GIVEN INSTRUCTION:
Starting with the line that holds "What's the underlying", reproduce each line through the last one of the data, exactly as written. Pictures are not copied.

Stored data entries
## Begin
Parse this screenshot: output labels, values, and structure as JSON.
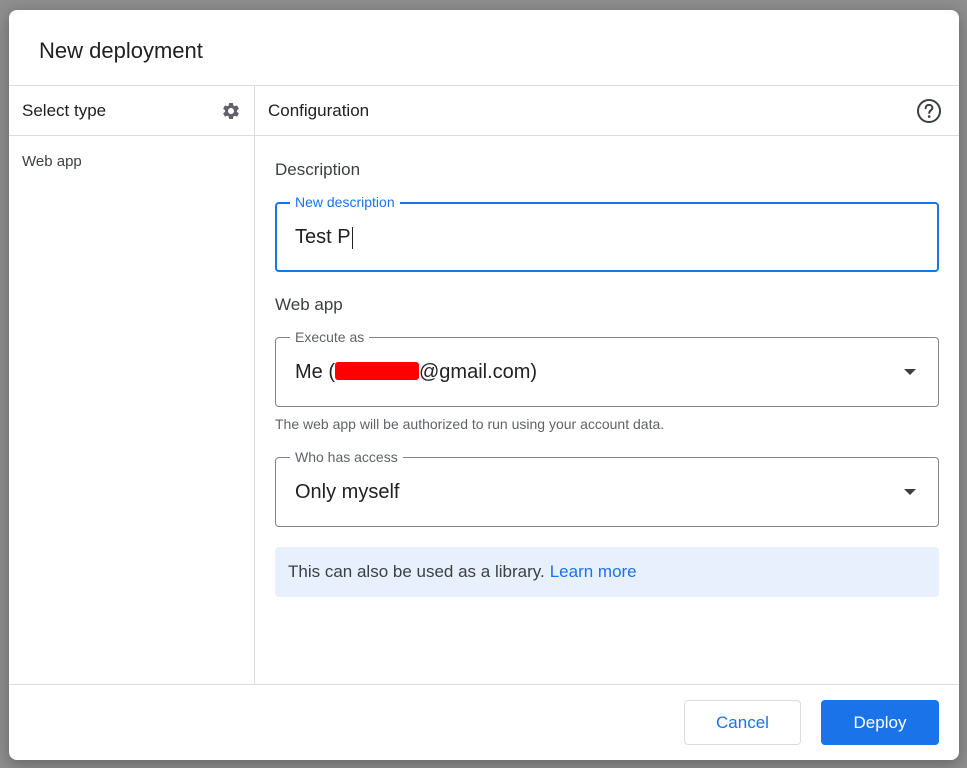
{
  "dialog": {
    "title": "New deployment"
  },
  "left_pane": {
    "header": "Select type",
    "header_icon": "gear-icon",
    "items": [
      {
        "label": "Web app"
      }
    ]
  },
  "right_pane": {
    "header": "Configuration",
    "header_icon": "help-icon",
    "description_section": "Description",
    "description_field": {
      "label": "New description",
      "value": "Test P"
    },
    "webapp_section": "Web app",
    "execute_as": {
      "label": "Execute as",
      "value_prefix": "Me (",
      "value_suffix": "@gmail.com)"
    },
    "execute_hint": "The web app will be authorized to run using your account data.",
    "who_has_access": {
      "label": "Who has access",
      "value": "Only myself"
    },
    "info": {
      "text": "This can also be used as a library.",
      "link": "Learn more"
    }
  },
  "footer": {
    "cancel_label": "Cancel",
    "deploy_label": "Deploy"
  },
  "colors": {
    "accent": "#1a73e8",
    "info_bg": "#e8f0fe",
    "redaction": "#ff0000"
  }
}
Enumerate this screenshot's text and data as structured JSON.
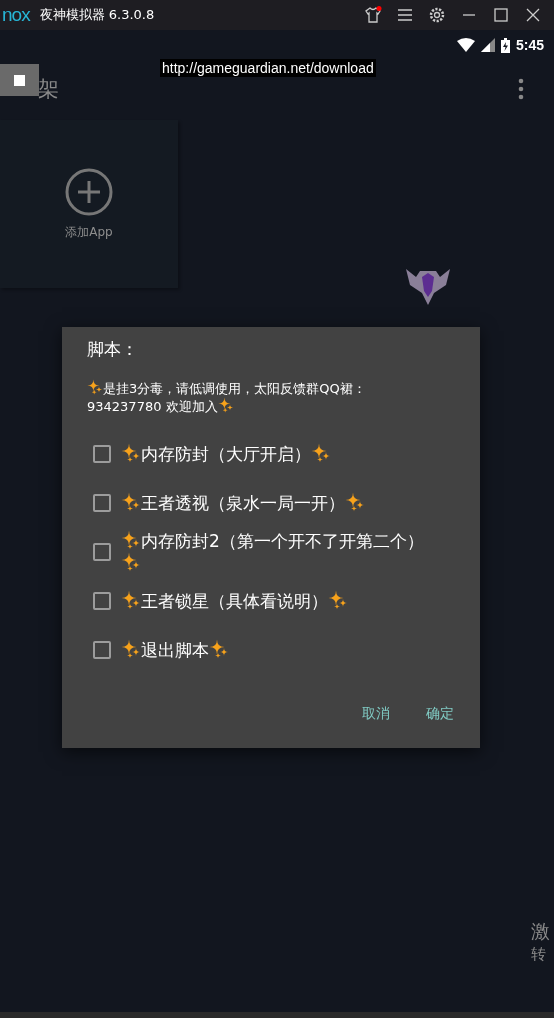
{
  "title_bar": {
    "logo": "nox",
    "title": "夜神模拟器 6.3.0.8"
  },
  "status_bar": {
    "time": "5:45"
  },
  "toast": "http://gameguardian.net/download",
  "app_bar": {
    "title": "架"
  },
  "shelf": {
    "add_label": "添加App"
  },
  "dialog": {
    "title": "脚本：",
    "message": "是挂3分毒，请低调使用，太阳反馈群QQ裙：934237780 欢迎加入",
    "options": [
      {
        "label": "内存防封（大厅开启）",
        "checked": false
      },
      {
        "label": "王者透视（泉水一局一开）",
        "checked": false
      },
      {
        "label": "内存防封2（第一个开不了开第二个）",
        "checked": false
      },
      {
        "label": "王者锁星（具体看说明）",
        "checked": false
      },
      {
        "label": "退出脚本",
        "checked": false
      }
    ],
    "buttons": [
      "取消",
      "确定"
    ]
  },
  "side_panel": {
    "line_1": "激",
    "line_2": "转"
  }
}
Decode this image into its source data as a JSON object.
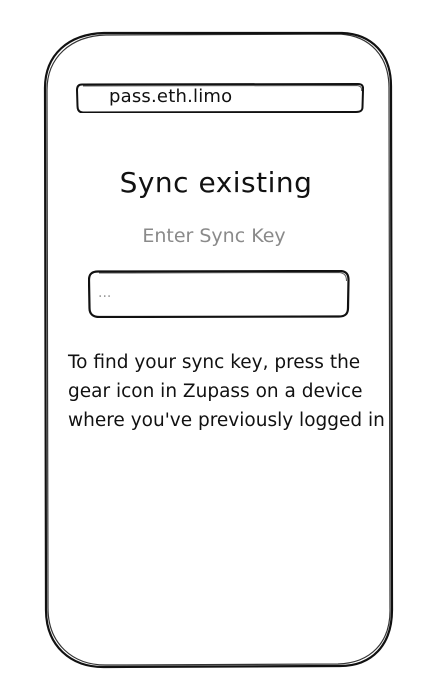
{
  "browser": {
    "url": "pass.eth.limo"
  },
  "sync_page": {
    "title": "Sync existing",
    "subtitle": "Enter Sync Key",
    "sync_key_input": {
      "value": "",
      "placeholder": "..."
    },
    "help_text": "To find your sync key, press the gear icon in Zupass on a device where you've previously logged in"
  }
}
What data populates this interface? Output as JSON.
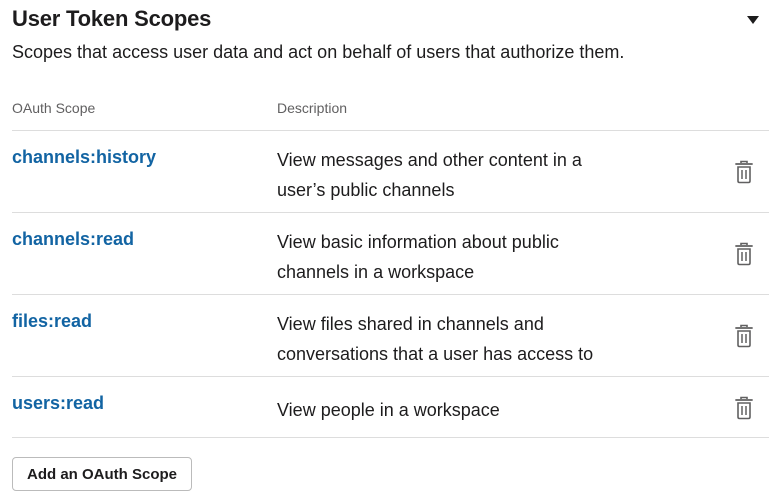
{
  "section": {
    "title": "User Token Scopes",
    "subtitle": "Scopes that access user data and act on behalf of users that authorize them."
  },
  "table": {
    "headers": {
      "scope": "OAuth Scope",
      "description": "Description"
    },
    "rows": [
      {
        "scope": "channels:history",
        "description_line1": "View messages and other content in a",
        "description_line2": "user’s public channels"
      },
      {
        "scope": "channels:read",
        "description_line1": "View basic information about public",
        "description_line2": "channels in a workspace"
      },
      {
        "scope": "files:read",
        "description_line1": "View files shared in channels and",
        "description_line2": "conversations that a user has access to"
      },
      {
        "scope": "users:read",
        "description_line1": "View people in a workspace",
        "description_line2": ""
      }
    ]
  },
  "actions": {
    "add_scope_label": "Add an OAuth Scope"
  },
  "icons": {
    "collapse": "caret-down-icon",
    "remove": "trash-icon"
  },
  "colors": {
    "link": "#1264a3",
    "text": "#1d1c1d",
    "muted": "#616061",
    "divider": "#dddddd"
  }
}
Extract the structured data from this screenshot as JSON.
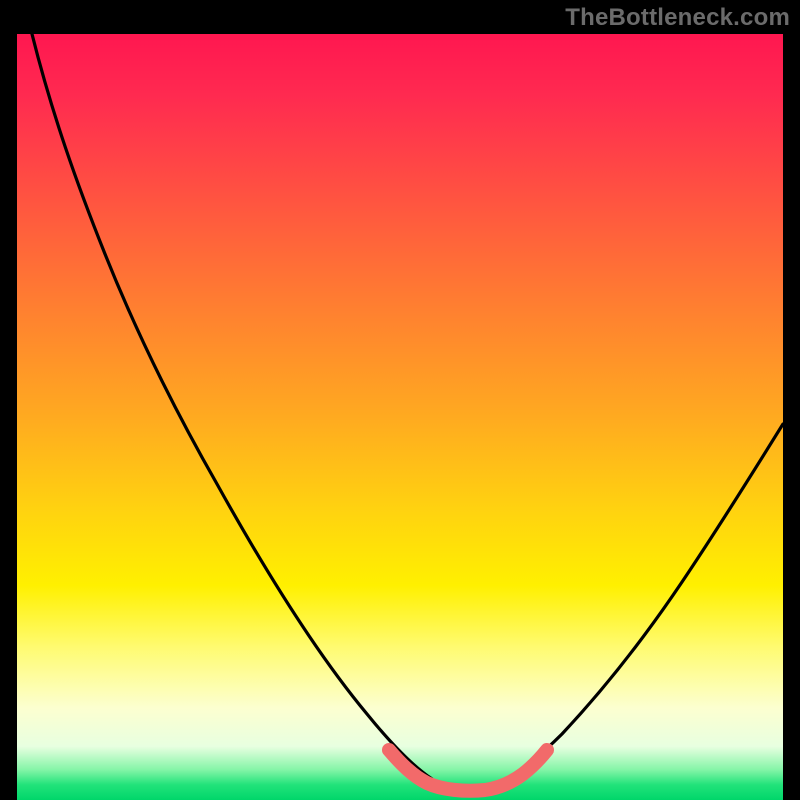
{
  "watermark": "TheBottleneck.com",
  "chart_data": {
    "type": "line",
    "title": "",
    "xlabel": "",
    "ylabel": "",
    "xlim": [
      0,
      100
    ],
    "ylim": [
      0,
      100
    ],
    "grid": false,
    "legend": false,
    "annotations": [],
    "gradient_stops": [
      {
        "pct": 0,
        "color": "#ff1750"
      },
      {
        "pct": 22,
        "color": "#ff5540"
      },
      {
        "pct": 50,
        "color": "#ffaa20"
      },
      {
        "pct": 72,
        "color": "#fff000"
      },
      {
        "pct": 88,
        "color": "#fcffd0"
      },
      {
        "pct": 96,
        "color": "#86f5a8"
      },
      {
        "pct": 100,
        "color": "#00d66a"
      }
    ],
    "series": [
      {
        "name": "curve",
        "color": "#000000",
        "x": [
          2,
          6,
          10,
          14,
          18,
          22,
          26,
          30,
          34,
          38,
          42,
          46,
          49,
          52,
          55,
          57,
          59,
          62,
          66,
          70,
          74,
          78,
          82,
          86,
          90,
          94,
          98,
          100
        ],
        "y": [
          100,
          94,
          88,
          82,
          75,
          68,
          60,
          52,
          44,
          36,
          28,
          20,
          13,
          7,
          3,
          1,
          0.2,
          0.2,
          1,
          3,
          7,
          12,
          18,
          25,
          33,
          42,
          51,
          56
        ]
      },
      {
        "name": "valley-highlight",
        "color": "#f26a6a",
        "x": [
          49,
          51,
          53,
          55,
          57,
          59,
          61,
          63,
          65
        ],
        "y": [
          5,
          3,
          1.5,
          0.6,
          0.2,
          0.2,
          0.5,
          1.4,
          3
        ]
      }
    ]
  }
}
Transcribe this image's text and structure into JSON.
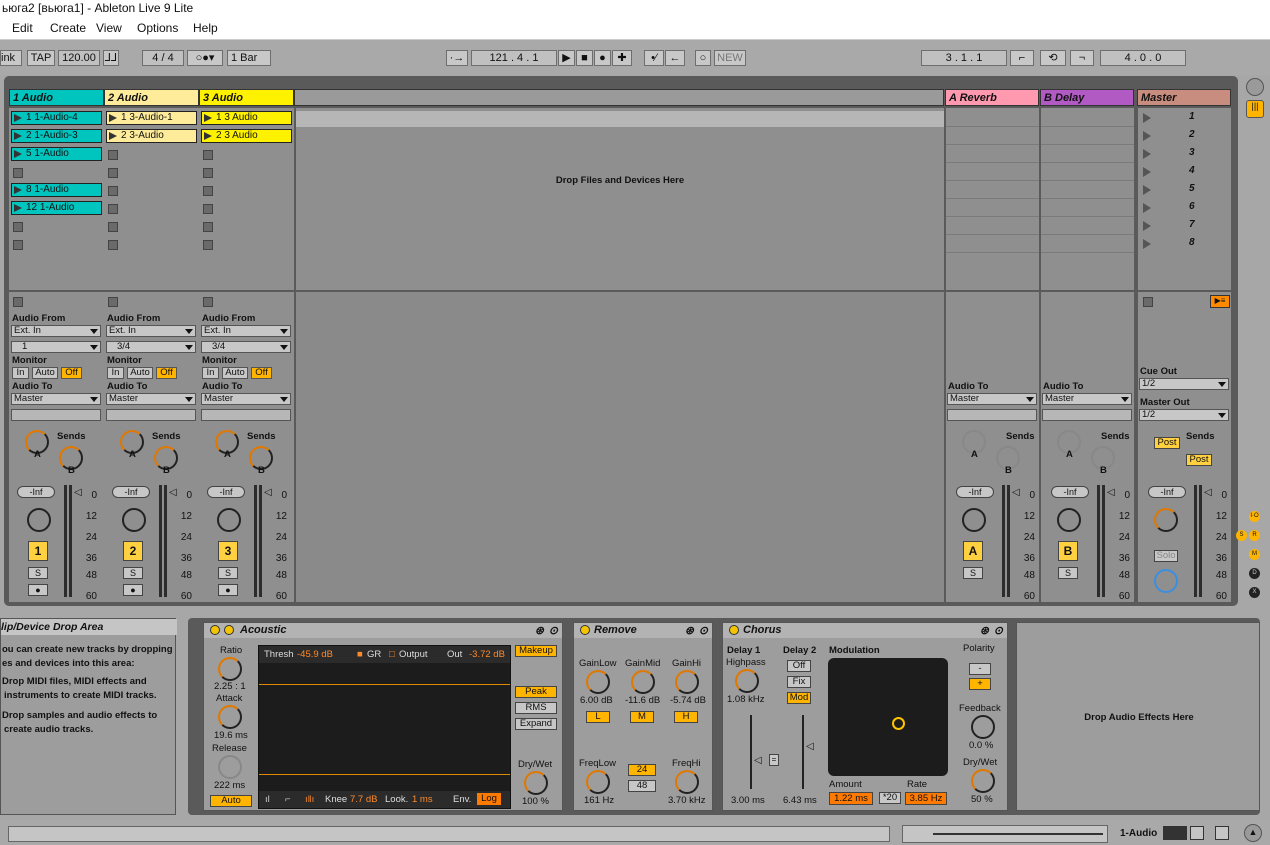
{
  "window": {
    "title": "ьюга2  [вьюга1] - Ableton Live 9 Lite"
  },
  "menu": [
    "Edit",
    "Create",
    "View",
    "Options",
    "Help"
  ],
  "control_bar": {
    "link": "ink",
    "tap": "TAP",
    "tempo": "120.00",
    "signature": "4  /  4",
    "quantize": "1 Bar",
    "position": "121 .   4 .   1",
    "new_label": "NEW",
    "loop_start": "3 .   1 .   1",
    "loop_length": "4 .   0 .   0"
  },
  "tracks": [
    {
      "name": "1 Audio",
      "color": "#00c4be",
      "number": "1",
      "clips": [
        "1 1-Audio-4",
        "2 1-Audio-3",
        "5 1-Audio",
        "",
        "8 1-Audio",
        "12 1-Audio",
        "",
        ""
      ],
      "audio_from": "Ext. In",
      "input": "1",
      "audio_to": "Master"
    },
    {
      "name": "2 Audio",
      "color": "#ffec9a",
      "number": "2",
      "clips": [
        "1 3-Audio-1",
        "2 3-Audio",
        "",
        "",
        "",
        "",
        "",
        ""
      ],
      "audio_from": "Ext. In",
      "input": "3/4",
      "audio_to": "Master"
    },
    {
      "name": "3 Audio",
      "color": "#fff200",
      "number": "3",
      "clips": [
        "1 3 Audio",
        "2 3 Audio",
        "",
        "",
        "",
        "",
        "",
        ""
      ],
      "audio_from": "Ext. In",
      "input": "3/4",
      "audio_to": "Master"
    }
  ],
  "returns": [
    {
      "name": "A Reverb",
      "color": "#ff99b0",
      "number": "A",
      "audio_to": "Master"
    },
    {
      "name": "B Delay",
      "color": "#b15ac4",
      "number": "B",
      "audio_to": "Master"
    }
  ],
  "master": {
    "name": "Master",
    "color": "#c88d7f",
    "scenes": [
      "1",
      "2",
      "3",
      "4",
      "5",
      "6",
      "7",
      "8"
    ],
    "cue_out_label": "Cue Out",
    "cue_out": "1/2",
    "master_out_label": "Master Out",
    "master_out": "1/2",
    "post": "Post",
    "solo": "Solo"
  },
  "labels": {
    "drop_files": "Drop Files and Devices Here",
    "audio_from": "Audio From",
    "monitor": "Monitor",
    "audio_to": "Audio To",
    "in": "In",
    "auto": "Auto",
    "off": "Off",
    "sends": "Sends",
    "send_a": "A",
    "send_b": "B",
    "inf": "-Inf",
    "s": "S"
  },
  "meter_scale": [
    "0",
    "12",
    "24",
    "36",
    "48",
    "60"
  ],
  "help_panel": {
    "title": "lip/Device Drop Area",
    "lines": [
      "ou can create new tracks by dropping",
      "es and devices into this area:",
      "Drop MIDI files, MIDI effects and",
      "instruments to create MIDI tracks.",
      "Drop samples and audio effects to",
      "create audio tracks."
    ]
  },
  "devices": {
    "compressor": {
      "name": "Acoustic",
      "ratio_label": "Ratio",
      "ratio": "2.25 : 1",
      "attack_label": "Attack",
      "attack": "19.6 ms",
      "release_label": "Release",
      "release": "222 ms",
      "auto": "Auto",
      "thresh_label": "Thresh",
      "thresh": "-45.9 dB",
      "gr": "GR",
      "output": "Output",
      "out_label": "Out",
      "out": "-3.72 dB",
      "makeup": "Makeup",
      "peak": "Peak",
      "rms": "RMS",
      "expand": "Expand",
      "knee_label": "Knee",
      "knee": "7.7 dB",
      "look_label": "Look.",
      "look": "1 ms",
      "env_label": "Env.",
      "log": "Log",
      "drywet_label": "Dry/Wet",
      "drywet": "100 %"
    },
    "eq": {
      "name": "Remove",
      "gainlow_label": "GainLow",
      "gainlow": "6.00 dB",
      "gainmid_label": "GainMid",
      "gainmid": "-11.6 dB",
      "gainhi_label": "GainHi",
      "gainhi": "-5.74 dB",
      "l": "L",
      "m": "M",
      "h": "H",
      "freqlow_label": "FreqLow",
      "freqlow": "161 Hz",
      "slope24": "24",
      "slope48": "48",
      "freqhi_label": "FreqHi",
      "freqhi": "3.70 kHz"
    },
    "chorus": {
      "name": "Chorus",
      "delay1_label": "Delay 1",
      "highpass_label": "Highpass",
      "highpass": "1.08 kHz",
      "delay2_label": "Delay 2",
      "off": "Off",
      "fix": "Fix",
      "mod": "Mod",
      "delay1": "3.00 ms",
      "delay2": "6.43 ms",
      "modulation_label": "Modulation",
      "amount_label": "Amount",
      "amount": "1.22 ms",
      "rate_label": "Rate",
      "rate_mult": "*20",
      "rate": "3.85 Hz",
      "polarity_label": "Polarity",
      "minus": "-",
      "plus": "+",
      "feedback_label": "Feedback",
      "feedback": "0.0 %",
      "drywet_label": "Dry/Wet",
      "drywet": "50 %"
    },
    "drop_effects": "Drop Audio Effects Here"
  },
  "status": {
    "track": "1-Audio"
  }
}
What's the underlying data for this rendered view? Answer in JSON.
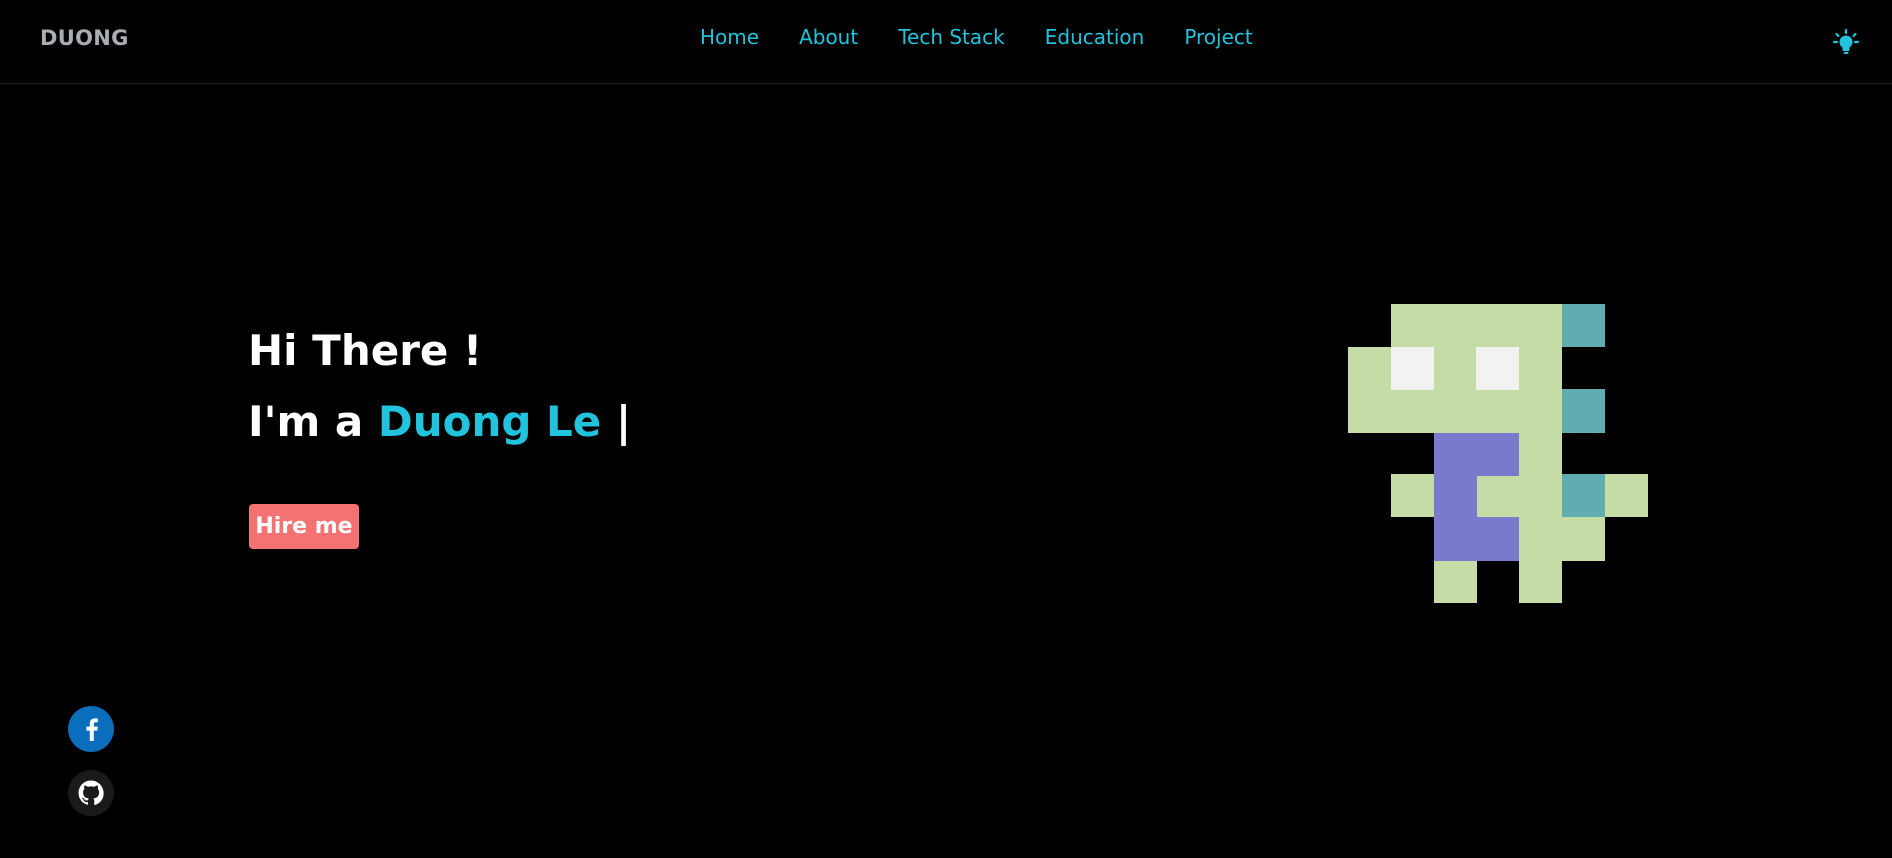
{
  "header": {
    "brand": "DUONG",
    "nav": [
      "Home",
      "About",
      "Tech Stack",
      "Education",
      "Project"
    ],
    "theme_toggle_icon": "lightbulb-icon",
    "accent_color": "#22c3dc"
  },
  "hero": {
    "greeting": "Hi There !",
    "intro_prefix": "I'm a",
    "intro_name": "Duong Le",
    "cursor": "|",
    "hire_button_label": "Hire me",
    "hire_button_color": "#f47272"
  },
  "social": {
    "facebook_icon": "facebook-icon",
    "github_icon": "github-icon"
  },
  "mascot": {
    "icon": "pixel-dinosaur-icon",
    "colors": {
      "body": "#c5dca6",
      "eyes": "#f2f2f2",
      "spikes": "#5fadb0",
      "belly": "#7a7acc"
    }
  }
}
## End
REPLY TO THE TASK:
What's the underlying data for this rendered view? Answer in JSON.
{
  "header": {
    "brand": "DUONG",
    "nav": [
      "Home",
      "About",
      "Tech Stack",
      "Education",
      "Project"
    ],
    "theme_toggle_icon": "lightbulb-icon",
    "accent_color": "#22c3dc"
  },
  "hero": {
    "greeting": "Hi There !",
    "intro_prefix": "I'm a",
    "intro_name": "Duong Le",
    "cursor": "|",
    "hire_button_label": "Hire me",
    "hire_button_color": "#f47272"
  },
  "social": {
    "facebook_icon": "facebook-icon",
    "github_icon": "github-icon"
  },
  "mascot": {
    "icon": "pixel-dinosaur-icon",
    "colors": {
      "body": "#c5dca6",
      "eyes": "#f2f2f2",
      "spikes": "#5fadb0",
      "belly": "#7a7acc"
    }
  }
}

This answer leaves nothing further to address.